Select and reproduce each line of the listing below that bears the string "place".
=== Material for this task ===
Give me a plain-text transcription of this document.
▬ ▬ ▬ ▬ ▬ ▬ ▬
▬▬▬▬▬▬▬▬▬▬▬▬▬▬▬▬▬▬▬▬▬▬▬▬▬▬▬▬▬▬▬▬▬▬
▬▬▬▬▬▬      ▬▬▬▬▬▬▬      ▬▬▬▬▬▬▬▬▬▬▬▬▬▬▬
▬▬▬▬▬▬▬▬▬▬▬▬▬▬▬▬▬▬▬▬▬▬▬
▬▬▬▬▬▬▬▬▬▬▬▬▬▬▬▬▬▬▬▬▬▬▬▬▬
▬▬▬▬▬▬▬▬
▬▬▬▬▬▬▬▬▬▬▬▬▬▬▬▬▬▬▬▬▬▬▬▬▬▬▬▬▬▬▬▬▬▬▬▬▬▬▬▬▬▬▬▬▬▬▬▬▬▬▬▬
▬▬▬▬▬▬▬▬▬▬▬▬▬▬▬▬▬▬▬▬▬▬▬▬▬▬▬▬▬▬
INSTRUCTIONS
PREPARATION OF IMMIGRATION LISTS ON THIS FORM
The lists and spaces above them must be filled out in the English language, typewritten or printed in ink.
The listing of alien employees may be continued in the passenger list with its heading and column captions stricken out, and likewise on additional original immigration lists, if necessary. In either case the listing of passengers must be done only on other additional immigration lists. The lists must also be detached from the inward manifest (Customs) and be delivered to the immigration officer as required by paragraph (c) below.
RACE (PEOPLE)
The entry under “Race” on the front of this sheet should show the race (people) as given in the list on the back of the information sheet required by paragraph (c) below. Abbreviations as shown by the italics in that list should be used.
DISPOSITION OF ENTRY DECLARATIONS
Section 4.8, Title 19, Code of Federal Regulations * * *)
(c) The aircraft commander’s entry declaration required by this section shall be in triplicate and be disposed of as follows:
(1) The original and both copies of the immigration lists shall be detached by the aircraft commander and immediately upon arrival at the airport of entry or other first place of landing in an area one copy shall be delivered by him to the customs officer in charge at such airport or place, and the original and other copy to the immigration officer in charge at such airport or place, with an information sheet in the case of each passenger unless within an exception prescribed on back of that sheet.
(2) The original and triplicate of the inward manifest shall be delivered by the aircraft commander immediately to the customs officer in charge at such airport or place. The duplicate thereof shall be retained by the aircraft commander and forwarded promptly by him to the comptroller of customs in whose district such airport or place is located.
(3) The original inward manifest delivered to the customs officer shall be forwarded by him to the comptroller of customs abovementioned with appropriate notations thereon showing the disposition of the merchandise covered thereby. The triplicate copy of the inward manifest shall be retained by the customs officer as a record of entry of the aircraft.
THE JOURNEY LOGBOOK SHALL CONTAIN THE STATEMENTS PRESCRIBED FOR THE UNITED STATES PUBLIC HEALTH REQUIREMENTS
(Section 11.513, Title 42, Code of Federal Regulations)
===
■ **Task result**:
(1) The original and both copies of the immigration lists shall be detached by the aircraft commander and immediately upon arrival at the airport of entry or other first place of landing in an area one copy shall be delivered by him to the customs officer in charge at such airport or place, and the original and other copy to the immigration officer in charge at such airport or place, with an information sheet in the case of each passenger unless within an exception prescribed on back of that sheet.
(2) The original and triplicate of the inward manifest shall be delivered by the aircraft commander immediately to the customs officer in charge at such airport or place. The duplicate thereof shall be retained by the aircraft commander and forwarded promptly by him to the comptroller of customs in whose district such airport or place is located.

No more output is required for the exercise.